- Aim -
Tally each line where the word "below" occurs, then give only the total.

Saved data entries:

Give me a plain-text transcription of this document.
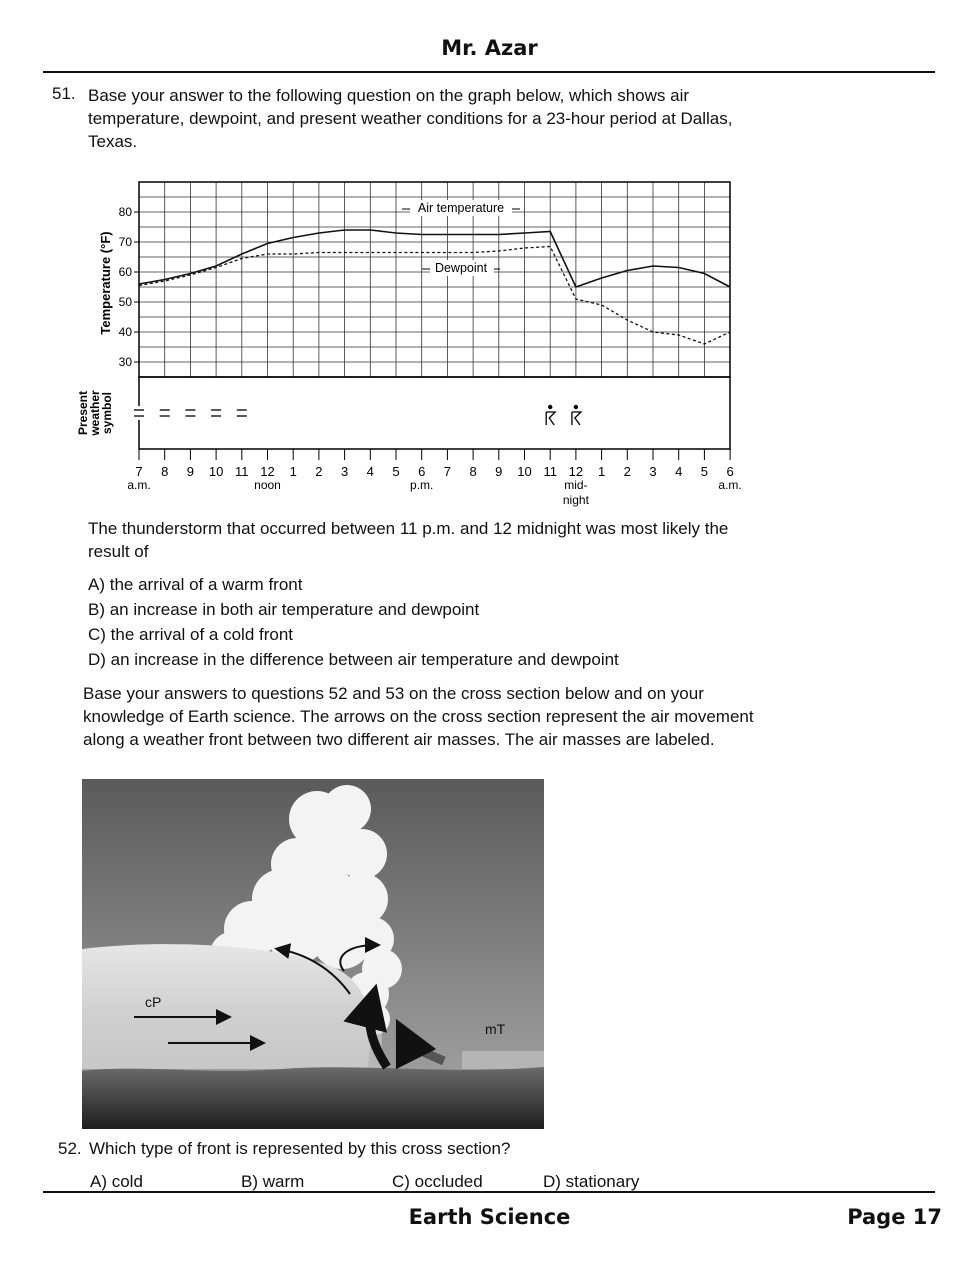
Mr. Azar
51. Base your answer to the following question on the graph below, which shows air
temperature, dewpoint, and present weather conditions for a 23-hour period at Dallas,
Texas.
80
70
60
50
40
30
Temperature (°F)
Presentweathersymbol
Air temperature
Dewpoint
7 8 9 10 11 12 1 2 3 4 5 6 7 8 9 10 11 12 1 2 3 4 5 6
a.m.	noon	p.m.	mid-
night
a.m.
The thunderstorm that occurred between 11 p.m. and 12 midnight was most likely the
result of
A) the arrival of a warm front
B) an increase in both air temperature and dewpoint
C) the arrival of a cold front
D) an increase in the difference between air temperature and dewpoint
Base your answers to questions 52 and 53 on the cross section below and on your
knowledge of Earth science. The arrows on the cross section represent the air movement
along a weather front between two different air masses. The air masses are labeled.
cP
mT
52. Which type of front is represented by this cross section?
A) cold	B) warm	C) occluded	D) stationary
Earth Science	Page 17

- Finished exercise -
2